Your answer should be the lines of the material that include the word "Control".
*** Supplied material
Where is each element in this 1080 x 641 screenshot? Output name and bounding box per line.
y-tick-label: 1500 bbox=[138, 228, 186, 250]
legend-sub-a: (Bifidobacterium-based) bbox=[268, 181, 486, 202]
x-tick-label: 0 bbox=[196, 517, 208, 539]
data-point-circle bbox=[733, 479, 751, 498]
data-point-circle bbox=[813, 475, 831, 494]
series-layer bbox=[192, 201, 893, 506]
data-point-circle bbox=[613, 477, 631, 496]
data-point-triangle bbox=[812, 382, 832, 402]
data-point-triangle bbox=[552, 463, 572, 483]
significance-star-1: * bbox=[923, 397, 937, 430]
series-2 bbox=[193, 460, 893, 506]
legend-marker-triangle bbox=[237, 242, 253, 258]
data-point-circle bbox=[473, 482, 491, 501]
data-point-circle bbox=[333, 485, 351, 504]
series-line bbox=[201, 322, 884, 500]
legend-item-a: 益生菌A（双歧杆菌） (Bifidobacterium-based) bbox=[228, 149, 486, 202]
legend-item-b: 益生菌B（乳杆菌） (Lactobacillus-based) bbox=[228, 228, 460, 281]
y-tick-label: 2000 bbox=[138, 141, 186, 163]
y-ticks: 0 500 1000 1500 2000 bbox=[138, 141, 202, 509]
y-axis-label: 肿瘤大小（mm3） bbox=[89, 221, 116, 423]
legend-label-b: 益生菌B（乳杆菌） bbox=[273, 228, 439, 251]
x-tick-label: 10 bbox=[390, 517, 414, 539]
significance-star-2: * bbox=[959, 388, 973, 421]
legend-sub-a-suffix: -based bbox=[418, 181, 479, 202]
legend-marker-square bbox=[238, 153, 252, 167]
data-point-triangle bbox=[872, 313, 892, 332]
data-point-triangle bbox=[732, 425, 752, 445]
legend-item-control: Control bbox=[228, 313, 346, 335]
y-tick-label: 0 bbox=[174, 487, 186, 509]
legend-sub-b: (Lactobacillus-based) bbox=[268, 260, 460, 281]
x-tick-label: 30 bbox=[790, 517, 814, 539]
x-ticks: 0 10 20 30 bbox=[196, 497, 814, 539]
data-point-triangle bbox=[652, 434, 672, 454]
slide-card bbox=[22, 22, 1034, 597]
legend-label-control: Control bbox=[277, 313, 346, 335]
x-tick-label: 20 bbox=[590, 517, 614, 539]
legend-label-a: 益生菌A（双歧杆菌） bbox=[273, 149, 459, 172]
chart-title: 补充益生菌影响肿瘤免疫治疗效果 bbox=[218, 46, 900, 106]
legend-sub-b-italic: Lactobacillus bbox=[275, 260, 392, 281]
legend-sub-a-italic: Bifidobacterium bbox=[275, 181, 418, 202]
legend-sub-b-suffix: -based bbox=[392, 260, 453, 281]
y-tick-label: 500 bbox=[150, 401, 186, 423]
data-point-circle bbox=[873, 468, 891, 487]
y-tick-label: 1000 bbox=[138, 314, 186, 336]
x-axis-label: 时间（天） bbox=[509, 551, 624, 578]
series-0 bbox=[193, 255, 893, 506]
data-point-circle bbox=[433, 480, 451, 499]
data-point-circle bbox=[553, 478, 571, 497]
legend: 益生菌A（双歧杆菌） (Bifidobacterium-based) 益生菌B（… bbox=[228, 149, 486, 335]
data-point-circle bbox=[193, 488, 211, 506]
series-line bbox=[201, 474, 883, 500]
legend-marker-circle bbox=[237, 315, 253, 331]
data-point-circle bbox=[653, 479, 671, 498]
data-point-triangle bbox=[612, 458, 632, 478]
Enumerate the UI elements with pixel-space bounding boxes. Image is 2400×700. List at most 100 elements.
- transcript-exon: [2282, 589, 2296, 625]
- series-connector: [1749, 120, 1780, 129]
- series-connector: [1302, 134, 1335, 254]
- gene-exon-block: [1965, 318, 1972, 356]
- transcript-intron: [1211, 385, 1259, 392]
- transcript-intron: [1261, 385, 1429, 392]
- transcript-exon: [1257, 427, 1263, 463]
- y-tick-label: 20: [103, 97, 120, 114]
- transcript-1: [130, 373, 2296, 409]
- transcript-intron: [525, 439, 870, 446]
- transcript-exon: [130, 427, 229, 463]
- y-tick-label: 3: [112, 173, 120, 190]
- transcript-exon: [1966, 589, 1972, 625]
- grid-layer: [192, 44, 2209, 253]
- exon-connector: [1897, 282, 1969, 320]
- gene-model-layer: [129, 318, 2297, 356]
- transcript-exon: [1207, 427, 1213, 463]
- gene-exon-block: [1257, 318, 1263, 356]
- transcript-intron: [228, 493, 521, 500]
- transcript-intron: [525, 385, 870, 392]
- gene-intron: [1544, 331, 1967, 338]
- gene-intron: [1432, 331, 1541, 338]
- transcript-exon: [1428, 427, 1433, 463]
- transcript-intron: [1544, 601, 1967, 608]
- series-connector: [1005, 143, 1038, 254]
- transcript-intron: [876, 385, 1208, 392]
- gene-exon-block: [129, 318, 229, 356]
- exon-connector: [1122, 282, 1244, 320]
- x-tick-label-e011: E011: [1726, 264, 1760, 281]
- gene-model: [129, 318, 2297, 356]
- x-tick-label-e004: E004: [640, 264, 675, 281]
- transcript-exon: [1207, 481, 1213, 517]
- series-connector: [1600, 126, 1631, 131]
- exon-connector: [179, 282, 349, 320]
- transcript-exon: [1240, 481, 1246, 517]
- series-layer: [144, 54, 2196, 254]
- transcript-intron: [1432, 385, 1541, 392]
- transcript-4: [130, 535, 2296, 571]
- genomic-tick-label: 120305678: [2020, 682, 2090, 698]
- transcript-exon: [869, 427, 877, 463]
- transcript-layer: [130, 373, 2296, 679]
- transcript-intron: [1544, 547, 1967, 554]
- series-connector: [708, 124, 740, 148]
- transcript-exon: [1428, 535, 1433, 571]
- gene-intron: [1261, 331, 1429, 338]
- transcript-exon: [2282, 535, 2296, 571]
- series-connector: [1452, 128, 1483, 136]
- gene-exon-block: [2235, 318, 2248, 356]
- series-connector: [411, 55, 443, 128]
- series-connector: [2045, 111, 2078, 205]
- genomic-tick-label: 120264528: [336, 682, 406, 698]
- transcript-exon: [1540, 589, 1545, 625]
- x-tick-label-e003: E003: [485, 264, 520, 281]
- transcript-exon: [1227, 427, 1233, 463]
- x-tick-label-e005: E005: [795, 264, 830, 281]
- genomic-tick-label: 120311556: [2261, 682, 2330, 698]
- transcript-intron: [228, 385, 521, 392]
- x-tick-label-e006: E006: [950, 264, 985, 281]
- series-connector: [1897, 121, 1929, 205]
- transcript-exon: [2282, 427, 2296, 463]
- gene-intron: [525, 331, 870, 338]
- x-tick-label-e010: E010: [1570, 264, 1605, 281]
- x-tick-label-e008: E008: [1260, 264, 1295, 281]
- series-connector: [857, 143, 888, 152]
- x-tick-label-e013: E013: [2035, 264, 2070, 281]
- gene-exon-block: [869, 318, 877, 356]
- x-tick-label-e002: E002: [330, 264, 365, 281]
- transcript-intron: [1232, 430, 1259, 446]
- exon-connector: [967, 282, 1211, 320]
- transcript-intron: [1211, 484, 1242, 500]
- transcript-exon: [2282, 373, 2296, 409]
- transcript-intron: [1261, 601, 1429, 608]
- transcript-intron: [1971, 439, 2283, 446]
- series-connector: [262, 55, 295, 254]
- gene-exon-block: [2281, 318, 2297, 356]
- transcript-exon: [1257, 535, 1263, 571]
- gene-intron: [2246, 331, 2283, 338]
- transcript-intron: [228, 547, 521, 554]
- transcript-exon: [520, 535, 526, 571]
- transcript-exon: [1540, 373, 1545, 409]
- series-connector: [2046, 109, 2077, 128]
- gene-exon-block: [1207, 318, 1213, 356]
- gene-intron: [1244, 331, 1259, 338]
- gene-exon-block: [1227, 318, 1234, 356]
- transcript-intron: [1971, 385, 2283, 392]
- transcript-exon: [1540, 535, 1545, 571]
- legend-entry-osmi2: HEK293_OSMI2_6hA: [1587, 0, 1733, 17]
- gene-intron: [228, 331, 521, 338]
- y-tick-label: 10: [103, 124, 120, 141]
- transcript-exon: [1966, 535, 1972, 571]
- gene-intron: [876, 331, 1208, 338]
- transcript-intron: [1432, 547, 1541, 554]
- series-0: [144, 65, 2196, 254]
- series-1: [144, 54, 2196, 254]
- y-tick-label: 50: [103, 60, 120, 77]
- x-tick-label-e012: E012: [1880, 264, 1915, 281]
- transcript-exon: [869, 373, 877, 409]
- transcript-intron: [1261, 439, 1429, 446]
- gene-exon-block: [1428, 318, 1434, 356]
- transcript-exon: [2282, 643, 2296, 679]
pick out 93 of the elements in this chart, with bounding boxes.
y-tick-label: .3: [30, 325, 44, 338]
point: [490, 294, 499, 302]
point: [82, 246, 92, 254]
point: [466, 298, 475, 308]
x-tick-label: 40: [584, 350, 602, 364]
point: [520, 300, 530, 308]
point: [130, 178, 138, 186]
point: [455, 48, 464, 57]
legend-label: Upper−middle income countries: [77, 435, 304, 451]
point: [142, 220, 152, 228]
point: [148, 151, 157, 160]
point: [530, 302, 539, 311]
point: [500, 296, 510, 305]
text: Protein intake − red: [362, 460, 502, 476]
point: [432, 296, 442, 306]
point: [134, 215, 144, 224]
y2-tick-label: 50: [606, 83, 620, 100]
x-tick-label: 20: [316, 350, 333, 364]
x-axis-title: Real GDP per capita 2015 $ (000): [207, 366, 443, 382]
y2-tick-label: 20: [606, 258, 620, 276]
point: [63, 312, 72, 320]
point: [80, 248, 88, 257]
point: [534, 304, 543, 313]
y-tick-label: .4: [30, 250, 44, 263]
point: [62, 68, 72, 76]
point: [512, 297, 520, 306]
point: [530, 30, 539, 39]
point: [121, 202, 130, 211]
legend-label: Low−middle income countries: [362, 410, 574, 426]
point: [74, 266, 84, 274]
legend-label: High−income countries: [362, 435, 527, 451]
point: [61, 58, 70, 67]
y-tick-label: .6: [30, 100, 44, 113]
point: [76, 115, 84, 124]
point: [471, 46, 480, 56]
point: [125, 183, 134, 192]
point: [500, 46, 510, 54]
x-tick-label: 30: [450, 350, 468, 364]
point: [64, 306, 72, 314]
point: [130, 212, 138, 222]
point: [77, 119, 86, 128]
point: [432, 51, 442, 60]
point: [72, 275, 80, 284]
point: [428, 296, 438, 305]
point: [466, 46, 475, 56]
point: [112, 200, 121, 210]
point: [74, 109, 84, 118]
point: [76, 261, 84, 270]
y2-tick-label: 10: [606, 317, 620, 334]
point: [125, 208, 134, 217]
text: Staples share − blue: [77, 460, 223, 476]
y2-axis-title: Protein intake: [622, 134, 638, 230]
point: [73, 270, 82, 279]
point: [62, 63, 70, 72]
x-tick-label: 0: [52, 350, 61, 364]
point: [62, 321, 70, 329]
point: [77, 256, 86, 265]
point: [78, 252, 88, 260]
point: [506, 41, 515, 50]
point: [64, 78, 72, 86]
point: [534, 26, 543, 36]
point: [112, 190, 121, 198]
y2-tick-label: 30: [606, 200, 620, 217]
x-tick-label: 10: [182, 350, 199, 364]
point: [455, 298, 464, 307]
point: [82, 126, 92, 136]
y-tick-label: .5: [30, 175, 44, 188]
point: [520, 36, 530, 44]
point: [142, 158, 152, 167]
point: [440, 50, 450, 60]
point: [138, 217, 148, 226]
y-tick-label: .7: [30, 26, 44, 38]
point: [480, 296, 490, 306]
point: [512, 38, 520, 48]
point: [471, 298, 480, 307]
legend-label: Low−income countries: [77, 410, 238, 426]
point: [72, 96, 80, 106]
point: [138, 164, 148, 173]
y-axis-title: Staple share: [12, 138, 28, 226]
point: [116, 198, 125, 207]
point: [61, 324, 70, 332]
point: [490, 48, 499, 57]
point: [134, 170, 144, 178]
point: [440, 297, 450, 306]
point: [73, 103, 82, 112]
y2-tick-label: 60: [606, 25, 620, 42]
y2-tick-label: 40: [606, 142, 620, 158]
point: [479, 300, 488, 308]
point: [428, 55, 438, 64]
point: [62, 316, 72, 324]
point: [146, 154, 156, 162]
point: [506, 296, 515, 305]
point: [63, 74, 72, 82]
******
- _Written answer_
legend-item-control: Control bbox=[228, 313, 346, 335]
legend-label-control: Control bbox=[277, 313, 346, 335]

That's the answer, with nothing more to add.